### PROBLEM TO WORK ON
Look for the word "group" in the entries below, then copy every line that has it.

* BEGIN *

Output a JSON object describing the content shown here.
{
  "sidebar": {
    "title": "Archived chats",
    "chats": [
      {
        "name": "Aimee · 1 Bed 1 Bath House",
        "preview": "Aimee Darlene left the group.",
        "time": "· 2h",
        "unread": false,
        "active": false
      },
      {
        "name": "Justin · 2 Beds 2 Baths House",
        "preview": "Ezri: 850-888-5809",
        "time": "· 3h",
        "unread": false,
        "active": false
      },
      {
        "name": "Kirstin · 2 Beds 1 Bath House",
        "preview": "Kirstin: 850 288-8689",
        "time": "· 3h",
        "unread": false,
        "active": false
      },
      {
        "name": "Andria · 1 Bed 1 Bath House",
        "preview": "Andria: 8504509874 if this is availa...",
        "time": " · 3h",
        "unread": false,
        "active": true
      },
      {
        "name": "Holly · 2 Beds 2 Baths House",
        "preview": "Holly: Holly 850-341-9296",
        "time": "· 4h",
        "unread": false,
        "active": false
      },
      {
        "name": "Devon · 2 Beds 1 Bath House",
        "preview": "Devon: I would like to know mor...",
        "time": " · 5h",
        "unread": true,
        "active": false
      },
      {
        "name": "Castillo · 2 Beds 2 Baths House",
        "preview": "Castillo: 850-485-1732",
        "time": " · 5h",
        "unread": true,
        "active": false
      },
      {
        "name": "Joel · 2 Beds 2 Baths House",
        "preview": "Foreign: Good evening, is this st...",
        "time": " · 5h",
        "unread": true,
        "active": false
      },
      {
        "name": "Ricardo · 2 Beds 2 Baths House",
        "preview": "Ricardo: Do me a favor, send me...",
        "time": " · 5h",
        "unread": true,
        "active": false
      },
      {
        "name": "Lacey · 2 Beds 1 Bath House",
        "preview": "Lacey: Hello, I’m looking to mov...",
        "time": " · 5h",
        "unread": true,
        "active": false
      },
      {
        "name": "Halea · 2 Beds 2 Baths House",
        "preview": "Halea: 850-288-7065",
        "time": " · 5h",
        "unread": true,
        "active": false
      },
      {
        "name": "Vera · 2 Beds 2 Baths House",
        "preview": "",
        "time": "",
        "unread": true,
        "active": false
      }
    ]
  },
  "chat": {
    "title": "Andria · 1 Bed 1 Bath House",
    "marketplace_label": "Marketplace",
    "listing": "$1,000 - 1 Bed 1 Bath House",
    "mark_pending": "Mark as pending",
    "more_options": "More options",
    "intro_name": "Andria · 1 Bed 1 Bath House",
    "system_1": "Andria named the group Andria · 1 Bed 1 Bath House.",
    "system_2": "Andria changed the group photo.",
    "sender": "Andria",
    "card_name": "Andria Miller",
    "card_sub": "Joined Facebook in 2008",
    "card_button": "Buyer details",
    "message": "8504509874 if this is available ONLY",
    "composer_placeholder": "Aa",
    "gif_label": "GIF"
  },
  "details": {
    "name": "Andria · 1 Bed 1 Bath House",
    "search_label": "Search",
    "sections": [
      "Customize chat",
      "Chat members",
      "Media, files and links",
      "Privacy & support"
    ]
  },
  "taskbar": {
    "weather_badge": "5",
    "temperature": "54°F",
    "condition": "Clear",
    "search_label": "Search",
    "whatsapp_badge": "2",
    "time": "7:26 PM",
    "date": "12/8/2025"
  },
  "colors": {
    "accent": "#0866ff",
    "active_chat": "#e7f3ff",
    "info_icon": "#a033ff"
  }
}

* END *

### TASK OUTPUT
        "preview": "Aimee Darlene left the group.",
    "system_1": "Andria named the group Andria · 1 Bed 1 Bath House.",
    "system_2": "Andria changed the group photo.",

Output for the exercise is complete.